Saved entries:
-- BEGIN --

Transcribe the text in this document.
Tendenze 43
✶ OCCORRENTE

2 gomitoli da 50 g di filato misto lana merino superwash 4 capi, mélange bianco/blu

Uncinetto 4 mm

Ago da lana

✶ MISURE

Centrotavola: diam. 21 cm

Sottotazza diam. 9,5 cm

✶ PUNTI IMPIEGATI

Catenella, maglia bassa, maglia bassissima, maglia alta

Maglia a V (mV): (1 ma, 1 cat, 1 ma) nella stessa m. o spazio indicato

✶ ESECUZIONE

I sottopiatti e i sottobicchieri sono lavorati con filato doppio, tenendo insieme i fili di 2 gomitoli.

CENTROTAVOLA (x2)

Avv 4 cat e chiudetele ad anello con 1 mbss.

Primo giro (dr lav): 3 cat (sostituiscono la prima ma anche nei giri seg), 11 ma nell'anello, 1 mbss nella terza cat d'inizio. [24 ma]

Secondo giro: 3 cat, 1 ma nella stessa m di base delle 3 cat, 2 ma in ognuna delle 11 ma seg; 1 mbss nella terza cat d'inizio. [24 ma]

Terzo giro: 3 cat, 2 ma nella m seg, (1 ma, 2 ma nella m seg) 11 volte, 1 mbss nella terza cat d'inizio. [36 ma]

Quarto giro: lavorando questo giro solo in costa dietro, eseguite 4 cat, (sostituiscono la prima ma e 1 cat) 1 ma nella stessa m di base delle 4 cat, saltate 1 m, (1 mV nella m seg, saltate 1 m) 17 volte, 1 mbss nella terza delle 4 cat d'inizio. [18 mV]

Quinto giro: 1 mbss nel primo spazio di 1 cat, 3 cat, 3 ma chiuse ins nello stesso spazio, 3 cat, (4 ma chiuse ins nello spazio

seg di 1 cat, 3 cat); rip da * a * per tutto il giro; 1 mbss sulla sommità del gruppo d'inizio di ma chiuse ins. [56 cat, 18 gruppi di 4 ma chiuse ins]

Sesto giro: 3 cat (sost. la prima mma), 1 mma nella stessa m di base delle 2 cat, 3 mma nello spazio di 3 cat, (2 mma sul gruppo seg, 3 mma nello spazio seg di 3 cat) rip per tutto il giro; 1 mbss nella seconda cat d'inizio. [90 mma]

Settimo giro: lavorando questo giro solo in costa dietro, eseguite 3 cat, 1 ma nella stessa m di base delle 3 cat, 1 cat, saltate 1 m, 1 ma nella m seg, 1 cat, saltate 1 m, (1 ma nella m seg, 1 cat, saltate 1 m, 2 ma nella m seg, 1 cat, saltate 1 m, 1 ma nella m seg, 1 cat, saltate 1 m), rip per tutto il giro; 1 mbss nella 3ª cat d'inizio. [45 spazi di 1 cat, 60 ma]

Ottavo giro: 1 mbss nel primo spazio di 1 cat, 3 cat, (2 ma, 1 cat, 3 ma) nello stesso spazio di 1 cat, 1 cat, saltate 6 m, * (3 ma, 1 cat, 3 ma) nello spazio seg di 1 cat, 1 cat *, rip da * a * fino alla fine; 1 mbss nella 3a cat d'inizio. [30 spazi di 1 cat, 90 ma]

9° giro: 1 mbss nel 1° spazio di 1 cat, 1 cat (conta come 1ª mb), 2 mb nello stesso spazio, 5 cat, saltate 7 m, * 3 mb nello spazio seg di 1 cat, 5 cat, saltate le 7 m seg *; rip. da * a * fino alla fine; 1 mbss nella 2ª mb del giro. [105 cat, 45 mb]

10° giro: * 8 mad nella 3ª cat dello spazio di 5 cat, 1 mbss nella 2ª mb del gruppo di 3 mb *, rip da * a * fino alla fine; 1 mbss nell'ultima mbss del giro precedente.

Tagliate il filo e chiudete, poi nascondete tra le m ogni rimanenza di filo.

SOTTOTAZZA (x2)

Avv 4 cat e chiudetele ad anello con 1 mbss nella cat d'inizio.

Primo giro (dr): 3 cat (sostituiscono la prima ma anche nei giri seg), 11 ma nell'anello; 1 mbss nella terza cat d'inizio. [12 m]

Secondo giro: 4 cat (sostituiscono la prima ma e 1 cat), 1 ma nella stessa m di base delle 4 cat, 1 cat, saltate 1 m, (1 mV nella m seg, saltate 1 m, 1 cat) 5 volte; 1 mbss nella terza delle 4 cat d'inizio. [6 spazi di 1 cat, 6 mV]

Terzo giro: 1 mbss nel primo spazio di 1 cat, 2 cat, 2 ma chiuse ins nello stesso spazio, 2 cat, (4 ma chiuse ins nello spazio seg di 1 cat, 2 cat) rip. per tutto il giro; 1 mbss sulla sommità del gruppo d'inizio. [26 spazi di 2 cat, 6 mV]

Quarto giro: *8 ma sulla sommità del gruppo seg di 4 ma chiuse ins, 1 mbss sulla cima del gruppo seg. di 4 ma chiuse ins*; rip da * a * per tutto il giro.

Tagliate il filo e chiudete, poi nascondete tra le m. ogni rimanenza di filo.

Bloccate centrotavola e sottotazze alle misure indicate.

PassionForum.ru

-- END --

* Task details *
Identify every line above with the string "gomitoli" in it. Copy those lines.

* Solution to the problem *
2 gomitoli da 50 g di filato misto lana merino superwash 4 capi, mélange bianco/blu
I sottopiatti e i sottobicchieri sono lavorati con filato doppio, tenendo insieme i fili di 2 gomitoli.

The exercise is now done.